*Problem*. Without omitting anything, return the records precisely as given.

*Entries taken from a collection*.
-- Begin --

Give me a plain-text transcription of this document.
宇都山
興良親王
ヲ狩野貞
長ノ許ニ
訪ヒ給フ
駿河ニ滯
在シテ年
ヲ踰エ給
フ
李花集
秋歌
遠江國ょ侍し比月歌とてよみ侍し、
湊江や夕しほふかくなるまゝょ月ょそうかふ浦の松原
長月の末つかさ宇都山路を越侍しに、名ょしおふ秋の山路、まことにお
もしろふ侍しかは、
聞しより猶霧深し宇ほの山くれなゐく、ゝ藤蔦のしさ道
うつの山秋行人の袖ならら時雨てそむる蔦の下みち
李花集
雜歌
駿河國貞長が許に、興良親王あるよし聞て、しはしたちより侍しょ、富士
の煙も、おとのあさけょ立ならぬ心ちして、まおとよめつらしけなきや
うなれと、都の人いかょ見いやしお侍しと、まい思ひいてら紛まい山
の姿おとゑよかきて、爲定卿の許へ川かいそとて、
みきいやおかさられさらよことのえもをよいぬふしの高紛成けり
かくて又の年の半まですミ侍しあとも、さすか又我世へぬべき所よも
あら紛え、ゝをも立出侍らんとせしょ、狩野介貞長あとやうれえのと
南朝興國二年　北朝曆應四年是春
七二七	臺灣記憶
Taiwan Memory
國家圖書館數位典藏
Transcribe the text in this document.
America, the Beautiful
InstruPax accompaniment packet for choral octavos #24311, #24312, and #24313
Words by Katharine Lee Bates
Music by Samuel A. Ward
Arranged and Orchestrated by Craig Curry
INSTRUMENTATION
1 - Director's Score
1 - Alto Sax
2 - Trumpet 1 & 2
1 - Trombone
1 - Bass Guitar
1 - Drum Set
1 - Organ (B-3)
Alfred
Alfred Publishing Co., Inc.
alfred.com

-- End --

*The solution*.
Give me a plain-text transcription of this document.
宇都山
興良親王
ヲ狩野貞
長ノ許ニ
訪ヒ給フ
駿河ニ滯
在シテ年
ヲ踰エ給
フ
李花集
秋歌
遠江國ょ侍し比月歌とてよみ侍し、
湊江や夕しほふかくなるまゝょ月ょそうかふ浦の松原
長月の末つかさ宇都山路を越侍しに、名ょしおふ秋の山路、まことにお
もしろふ侍しかは、
聞しより猶霧深し宇ほの山くれなゐく、ゝ藤蔦のしさ道
うつの山秋行人の袖ならら時雨てそむる蔦の下みち
李花集
雜歌
駿河國貞長が許に、興良親王あるよし聞て、しはしたちより侍しょ、富士
の煙も、おとのあさけょ立ならぬ心ちして、まおとよめつらしけなきや
うなれと、都の人いかょ見いやしお侍しと、まい思ひいてら紛まい山
の姿おとゑよかきて、爲定卿の許へ川かいそとて、
みきいやおかさられさらよことのえもをよいぬふしの高紛成けり
かくて又の年の半まですミ侍しあとも、さすか又我世へぬべき所よも
あら紛え、ゝをも立出侍らんとせしょ、狩野介貞長あとやうれえのと
南朝興國二年　北朝曆應四年是春
七二七	臺灣記憶
Taiwan Memory
國家圖書館數位典藏
Transcribe the text in this document.
America, the Beautiful
InstruPax accompaniment packet for choral octavos #24311, #24312, and #24313
Words by Katharine Lee Bates
Music by Samuel A. Ward
Arranged and Orchestrated by Craig Curry
INSTRUMENTATION
1 - Director's Score
1 - Alto Sax
2 - Trumpet 1 & 2
1 - Trombone
1 - Bass Guitar
1 - Drum Set
1 - Organ (B-3)
Alfred
Alfred Publishing Co., Inc.
alfred.com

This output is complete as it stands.